Items from a data source
===
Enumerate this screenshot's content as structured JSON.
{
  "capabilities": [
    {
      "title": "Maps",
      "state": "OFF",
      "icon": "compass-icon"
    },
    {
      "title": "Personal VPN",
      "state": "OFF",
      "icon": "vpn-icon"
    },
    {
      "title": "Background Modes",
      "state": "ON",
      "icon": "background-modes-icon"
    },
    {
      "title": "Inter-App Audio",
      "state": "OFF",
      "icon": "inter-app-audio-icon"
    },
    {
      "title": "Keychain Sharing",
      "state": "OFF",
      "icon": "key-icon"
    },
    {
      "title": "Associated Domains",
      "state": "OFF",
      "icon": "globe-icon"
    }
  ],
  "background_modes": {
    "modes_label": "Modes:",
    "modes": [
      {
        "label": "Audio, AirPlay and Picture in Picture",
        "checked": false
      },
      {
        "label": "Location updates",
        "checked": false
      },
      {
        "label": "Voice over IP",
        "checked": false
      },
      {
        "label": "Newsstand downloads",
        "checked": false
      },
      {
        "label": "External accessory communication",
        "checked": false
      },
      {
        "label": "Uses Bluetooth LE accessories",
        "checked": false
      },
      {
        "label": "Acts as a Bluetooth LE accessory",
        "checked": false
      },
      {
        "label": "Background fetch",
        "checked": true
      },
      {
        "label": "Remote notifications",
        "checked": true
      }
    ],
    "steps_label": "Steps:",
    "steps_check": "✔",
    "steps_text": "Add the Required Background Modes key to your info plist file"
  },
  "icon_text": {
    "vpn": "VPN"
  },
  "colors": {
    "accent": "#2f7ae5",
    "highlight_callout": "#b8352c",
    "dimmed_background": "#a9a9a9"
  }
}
===
TASK INSTRUCTIONS: Find the word "accessory" in the data and copy out each line where it turns up.

RESPONSE TO THIS EXERCISE:
        "label": "External accessory communication",
        "label": "Acts as a Bluetooth LE accessory",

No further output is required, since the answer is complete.